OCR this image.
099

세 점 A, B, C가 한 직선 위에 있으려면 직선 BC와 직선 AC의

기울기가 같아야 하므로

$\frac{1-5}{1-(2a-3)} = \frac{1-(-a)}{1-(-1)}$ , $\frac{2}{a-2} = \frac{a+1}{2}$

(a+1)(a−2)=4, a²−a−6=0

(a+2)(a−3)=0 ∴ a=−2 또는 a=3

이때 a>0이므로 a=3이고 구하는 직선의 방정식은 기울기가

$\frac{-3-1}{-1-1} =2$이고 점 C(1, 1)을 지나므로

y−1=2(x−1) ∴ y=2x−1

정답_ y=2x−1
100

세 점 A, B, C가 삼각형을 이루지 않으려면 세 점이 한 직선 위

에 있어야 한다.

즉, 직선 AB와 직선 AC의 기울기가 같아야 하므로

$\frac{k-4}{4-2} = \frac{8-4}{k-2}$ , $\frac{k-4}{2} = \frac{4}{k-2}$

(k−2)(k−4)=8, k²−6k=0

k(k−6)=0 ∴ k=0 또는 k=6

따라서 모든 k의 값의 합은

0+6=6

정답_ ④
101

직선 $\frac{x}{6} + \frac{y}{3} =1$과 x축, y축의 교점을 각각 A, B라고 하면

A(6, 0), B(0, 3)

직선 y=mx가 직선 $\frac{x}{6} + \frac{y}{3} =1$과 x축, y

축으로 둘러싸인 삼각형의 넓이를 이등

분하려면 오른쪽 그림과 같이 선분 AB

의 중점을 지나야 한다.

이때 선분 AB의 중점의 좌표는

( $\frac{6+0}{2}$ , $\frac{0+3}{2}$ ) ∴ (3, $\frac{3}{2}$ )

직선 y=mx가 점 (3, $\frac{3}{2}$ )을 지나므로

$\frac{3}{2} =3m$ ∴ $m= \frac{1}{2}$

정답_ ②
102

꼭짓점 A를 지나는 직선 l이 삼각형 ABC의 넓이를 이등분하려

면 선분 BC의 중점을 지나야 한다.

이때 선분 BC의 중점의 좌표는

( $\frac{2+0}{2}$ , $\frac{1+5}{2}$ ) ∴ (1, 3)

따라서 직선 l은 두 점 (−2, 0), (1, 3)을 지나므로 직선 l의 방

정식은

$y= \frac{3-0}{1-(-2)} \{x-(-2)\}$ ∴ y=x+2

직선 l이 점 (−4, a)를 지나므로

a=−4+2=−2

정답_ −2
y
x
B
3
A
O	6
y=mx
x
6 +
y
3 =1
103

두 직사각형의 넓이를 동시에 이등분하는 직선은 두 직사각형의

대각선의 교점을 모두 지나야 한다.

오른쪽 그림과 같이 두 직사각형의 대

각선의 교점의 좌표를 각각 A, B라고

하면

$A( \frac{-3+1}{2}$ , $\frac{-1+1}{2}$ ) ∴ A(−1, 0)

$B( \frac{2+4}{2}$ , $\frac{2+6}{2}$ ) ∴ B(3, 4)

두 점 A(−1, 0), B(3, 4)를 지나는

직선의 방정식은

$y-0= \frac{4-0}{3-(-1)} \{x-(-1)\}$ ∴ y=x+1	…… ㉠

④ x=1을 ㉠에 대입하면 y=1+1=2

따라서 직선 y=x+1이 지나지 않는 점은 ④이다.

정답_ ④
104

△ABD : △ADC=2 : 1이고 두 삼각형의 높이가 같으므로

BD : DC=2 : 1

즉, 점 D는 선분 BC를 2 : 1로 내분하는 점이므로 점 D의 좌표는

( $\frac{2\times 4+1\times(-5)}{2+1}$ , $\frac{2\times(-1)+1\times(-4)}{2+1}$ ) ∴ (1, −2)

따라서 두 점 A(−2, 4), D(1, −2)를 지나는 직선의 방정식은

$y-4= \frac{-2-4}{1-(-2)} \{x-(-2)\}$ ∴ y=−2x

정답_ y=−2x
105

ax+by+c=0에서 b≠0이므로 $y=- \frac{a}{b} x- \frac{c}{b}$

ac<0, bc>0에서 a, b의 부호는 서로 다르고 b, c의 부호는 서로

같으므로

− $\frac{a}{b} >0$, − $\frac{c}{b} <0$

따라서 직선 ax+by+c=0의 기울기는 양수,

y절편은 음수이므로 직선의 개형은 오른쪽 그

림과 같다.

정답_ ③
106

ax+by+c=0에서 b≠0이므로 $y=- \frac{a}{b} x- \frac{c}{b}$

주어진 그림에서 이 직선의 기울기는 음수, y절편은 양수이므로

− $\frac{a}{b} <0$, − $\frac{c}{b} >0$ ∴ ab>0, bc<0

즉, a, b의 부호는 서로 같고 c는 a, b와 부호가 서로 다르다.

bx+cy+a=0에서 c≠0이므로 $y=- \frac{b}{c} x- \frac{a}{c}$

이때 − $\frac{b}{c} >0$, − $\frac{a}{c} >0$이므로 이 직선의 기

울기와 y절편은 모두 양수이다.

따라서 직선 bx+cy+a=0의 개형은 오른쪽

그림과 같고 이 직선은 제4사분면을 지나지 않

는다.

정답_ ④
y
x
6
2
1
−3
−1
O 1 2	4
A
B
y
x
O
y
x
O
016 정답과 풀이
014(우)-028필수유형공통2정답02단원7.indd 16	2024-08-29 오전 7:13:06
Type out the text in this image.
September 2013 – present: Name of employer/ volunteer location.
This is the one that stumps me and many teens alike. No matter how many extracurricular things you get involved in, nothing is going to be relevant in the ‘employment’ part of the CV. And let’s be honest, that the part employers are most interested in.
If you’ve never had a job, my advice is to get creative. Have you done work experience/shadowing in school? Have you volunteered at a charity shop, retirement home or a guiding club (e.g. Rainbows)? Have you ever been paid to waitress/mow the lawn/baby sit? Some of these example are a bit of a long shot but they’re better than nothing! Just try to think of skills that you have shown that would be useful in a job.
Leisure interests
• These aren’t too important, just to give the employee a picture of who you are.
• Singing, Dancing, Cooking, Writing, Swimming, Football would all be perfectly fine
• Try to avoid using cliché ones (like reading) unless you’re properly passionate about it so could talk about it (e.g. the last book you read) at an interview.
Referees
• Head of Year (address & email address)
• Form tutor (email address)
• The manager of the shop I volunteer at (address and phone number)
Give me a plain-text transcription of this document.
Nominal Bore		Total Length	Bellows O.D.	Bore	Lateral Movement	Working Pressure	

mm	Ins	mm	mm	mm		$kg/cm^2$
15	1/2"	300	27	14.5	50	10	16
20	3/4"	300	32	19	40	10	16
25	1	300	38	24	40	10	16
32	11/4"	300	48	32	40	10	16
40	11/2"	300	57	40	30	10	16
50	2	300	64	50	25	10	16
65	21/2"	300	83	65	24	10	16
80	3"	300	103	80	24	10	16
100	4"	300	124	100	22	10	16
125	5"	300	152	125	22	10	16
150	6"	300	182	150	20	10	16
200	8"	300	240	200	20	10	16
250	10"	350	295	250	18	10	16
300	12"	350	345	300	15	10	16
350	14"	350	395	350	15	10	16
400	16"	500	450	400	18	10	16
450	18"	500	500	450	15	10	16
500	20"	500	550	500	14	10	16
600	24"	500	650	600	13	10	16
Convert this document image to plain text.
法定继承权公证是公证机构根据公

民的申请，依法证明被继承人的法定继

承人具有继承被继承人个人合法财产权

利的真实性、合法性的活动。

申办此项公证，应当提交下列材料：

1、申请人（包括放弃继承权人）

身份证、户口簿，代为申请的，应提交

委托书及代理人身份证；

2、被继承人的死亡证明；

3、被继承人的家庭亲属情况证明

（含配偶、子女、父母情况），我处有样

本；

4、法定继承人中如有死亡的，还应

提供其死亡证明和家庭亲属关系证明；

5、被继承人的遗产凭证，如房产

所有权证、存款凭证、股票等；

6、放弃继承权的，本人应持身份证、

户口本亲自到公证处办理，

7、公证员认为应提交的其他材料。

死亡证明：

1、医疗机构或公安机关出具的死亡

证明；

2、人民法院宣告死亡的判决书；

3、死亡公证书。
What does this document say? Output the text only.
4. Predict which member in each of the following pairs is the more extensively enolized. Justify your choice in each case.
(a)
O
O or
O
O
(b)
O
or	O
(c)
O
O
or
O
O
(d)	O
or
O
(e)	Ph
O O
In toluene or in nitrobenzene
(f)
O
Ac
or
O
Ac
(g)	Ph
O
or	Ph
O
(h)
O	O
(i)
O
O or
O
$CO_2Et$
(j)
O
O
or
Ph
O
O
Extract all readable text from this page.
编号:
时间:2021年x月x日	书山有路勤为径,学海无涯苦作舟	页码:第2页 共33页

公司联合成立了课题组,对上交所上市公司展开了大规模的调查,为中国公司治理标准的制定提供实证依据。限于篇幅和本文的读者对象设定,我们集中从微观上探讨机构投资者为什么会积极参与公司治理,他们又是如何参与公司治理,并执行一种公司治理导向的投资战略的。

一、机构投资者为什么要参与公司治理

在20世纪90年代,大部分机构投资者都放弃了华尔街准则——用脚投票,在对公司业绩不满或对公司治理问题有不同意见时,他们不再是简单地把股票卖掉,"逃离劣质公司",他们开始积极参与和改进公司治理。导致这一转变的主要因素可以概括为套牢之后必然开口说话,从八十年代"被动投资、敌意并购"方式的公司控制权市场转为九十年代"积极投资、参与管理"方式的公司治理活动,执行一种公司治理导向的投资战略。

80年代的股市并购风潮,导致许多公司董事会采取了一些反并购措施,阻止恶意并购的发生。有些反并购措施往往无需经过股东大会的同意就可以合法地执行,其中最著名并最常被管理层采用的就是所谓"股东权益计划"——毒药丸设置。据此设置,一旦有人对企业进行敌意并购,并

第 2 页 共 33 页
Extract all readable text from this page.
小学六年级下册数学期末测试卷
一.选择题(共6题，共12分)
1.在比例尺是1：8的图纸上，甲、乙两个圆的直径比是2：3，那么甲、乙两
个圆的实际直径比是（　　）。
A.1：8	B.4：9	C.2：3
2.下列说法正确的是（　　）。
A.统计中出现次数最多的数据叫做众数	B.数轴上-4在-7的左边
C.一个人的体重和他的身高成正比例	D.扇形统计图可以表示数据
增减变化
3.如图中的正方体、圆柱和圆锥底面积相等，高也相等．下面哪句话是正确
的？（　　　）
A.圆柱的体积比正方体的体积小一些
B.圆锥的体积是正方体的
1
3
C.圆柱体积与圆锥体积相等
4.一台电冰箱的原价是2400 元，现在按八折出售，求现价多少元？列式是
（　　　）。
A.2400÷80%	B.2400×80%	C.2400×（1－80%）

------------------------------------------------------------------------

DESCRIPTION OF THE TASK -
Identify each line of the material where the word "기울기는" shows up, and copy it.

RESULT FOR THIS EXERCISE -
따라서 직선 ax+by+c=0의 기울기는 양수,
주어진 그림에서 이 직선의 기울기는 음수, y절편은 양수이므로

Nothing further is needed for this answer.